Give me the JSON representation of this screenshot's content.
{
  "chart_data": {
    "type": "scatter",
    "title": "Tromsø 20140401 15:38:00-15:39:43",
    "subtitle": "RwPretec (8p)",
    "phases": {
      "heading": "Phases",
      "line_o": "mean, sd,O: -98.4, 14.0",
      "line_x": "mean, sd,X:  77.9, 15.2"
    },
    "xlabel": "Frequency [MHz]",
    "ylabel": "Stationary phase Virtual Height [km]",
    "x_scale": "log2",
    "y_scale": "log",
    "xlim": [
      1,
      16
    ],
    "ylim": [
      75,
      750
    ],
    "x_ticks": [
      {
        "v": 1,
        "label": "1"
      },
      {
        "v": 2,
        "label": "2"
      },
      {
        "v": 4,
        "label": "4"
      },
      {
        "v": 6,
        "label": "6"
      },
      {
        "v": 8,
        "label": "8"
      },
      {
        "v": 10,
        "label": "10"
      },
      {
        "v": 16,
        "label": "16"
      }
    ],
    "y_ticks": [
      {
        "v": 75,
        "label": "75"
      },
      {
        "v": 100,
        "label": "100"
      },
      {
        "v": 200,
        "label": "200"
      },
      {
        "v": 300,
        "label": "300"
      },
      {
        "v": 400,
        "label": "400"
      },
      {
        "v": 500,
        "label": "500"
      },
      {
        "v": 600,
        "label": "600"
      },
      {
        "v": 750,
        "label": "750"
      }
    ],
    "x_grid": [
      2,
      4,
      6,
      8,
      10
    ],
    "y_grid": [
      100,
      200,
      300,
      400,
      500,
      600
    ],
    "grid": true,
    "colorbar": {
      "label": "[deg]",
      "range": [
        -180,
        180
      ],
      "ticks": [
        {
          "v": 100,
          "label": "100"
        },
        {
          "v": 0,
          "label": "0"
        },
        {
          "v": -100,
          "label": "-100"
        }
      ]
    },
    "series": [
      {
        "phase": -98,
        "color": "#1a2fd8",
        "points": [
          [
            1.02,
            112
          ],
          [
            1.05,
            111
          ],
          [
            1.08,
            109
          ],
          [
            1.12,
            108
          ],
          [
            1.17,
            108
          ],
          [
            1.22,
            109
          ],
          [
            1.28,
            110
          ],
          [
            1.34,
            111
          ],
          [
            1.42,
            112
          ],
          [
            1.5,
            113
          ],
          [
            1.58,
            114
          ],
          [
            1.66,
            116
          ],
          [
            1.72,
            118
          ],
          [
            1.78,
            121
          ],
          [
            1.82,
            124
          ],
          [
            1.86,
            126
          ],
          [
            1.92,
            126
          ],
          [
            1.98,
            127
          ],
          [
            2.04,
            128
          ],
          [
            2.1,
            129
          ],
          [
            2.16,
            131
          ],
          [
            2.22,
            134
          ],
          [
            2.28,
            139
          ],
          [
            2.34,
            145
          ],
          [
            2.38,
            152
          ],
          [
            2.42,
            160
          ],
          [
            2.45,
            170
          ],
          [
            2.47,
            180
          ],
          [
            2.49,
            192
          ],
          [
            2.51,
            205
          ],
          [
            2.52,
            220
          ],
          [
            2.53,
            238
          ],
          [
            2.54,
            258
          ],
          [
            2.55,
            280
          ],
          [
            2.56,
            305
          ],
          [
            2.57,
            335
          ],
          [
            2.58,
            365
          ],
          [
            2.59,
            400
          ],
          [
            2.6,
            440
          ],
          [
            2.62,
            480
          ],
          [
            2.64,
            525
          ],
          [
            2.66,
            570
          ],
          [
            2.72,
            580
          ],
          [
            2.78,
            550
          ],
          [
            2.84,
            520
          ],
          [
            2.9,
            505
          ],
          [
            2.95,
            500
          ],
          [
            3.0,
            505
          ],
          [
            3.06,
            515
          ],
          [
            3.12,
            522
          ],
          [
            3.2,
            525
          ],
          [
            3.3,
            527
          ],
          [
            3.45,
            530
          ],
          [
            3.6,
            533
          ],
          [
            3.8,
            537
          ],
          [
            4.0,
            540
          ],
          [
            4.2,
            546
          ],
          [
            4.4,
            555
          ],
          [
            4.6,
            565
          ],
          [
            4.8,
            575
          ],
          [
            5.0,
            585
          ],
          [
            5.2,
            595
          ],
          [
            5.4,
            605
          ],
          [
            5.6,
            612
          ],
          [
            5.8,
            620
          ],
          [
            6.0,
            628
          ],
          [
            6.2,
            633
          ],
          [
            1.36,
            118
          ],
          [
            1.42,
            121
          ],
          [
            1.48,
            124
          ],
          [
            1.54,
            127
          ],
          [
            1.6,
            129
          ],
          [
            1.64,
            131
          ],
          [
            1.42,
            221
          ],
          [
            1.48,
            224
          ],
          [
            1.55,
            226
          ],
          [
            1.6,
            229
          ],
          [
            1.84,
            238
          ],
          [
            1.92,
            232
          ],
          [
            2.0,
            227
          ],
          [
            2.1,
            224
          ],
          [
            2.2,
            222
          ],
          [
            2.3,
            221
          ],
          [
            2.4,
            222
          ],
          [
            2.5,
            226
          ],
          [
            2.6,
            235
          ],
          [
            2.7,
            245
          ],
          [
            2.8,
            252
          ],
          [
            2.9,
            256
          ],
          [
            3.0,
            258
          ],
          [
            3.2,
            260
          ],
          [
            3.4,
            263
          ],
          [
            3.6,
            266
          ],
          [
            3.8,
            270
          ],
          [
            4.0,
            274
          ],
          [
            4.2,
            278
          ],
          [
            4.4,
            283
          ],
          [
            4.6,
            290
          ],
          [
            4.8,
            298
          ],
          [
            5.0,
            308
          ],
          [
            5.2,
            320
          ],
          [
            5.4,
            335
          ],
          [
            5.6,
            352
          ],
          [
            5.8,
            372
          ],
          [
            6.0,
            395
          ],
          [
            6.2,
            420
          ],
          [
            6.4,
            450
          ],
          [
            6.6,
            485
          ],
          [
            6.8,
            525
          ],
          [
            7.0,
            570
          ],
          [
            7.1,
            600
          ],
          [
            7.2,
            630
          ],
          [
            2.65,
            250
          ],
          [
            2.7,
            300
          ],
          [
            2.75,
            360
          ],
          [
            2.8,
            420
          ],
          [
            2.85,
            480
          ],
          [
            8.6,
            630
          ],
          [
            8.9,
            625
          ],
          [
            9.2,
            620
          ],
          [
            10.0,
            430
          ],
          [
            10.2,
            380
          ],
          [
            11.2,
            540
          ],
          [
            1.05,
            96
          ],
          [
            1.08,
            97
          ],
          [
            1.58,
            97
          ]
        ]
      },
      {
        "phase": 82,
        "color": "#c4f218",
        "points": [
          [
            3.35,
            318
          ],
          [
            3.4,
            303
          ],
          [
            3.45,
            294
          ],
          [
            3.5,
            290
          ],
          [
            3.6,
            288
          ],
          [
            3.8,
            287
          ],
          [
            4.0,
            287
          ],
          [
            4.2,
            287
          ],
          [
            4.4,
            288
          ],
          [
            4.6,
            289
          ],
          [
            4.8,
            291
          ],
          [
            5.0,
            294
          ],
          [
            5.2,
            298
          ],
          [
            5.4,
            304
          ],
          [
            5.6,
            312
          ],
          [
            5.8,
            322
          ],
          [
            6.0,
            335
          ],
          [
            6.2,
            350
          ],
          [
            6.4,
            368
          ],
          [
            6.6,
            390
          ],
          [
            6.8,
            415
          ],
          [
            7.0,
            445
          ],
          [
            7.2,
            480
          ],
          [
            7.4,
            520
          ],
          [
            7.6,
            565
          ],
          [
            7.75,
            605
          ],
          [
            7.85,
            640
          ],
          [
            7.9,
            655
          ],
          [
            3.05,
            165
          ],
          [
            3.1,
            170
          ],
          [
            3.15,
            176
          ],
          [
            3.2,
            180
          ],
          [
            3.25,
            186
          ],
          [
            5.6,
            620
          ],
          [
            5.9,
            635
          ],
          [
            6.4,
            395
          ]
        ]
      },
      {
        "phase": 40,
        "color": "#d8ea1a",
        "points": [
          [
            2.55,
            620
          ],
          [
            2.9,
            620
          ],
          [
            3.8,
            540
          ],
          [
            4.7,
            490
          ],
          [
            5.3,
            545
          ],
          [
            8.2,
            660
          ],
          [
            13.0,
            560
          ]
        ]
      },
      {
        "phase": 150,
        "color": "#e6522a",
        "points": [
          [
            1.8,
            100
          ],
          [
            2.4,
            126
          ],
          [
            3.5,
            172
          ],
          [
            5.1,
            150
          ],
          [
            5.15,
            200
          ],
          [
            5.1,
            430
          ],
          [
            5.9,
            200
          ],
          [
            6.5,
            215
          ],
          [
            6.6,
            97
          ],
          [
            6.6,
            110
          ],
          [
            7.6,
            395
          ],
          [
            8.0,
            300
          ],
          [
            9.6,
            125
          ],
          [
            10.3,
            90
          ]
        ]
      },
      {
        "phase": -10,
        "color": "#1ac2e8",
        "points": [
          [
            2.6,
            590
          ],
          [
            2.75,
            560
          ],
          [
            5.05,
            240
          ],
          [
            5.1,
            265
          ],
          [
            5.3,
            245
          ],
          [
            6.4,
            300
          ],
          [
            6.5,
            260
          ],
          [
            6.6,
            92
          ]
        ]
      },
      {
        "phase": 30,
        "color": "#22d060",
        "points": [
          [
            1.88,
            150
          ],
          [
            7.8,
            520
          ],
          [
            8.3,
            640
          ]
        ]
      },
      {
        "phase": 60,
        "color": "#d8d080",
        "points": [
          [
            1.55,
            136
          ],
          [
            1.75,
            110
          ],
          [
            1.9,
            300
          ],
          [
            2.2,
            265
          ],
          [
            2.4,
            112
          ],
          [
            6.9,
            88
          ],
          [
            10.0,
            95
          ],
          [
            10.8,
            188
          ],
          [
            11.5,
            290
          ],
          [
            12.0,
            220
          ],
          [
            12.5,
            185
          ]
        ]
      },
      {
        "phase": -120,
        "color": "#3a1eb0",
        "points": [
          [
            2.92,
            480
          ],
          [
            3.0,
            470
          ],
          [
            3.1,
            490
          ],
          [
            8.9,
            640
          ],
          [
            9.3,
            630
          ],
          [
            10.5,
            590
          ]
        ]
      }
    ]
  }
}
= = =
Problem to work on – Reply with nothing but the number of lines that contain the word "mean".

Solution below – 2